**SET PROBLEM**
Locate the word "color" in the data below, then copy every line that holds it.

**DATA PROVIDED**
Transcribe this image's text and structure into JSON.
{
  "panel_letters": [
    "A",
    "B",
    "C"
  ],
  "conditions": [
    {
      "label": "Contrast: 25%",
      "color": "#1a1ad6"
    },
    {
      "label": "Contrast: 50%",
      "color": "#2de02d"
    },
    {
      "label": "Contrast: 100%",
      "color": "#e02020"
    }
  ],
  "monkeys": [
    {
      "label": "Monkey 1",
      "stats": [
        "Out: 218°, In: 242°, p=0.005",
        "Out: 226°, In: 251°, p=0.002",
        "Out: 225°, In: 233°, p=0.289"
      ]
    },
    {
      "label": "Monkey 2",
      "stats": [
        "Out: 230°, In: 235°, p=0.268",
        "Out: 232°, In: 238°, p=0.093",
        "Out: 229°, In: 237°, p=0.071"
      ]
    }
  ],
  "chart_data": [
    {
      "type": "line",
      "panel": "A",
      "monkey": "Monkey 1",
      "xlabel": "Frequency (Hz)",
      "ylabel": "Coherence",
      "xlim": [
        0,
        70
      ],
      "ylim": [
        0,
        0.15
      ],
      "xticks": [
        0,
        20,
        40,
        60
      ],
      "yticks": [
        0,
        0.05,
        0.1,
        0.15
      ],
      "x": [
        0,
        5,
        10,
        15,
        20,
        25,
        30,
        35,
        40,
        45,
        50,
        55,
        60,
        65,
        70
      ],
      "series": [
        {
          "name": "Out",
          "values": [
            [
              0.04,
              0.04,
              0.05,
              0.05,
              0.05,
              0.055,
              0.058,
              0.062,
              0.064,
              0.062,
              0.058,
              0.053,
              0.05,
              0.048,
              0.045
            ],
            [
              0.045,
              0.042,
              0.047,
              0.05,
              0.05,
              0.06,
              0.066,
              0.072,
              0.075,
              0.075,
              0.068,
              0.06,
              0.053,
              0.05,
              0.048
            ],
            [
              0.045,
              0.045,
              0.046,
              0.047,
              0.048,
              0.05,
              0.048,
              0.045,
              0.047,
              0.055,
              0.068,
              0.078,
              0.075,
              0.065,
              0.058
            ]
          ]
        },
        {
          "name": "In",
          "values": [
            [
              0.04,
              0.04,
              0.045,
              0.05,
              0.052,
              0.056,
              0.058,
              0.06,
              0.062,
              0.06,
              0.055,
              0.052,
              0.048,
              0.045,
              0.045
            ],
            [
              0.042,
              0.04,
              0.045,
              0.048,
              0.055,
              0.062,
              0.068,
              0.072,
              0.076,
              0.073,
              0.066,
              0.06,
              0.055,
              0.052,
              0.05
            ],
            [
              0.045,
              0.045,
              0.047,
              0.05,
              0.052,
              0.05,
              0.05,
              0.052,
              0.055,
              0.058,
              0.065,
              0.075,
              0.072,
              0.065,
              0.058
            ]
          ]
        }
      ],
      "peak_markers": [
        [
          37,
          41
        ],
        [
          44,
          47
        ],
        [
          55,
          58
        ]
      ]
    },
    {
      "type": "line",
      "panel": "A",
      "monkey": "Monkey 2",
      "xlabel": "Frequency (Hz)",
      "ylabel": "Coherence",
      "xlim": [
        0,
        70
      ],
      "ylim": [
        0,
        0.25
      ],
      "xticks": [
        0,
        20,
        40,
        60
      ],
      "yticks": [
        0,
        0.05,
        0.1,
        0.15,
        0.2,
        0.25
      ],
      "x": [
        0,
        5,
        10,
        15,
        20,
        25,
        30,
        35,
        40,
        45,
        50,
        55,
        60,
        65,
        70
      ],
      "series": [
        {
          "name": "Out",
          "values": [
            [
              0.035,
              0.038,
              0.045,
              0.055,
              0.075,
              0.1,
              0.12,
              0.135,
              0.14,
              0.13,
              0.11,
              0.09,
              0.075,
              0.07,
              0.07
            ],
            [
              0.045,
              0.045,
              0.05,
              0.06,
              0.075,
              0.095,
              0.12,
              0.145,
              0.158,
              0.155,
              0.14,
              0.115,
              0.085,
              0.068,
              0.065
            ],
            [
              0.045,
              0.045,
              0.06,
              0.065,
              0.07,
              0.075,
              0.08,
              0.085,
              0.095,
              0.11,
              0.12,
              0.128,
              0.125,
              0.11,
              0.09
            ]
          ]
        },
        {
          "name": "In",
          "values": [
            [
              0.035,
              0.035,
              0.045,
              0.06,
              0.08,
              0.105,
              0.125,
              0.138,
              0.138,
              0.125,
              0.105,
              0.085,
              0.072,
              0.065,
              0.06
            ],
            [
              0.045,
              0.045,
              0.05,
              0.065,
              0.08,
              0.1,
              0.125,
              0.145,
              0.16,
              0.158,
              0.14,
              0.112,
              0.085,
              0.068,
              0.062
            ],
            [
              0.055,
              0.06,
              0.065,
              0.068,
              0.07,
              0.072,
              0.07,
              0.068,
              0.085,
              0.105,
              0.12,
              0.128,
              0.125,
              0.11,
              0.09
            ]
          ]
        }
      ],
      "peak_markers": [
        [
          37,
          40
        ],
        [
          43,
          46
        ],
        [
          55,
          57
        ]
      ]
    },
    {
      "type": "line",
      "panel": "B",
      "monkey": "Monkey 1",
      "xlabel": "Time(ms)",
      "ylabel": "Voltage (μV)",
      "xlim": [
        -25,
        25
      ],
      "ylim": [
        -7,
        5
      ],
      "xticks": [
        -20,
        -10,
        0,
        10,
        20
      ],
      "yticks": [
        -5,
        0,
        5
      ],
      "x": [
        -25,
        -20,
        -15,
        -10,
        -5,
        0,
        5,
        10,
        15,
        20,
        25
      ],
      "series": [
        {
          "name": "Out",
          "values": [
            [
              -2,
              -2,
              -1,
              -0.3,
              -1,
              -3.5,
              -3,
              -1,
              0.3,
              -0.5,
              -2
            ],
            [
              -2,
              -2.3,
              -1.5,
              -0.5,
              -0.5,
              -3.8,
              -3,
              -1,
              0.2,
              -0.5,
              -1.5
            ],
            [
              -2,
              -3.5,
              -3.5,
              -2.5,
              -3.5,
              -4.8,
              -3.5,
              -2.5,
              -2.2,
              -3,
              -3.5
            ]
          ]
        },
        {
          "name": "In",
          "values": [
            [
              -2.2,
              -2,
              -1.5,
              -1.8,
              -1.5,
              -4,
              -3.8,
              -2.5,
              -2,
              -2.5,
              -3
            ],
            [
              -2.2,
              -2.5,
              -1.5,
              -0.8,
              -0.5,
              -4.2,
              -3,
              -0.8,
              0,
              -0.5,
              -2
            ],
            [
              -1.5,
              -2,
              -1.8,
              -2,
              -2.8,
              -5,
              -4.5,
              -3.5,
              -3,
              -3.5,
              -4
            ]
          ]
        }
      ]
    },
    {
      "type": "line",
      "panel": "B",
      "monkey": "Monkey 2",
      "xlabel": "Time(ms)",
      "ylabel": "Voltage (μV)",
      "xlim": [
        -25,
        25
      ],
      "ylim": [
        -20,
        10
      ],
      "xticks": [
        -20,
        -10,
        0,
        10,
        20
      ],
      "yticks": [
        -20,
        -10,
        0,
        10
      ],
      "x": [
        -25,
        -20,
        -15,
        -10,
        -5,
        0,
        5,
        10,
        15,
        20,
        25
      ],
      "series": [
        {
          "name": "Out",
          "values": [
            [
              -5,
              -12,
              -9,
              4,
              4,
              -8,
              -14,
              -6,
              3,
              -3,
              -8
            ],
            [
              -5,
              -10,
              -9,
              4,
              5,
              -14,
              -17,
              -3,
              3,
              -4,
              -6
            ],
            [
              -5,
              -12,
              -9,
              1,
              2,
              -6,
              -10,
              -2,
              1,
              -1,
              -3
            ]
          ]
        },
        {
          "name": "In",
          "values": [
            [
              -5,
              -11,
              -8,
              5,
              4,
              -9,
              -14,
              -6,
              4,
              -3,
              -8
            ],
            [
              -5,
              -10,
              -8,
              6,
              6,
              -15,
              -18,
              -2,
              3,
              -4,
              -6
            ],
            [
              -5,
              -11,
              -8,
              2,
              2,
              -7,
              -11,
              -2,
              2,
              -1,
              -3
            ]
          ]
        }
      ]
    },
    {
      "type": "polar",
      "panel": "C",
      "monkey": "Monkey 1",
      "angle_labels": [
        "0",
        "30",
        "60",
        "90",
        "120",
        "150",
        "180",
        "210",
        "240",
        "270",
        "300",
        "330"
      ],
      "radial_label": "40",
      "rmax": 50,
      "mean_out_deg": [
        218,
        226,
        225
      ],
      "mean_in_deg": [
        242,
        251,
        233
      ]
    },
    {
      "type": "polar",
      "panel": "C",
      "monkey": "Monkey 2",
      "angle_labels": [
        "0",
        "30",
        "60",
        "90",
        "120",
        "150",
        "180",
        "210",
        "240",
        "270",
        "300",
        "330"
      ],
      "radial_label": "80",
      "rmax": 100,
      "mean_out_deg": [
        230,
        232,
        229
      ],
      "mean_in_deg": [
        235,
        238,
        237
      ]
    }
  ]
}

**SOLUTION TO THE PROBLEM**
      "color": "#1a1ad6"
      "color": "#2de02d"
      "color": "#e02020"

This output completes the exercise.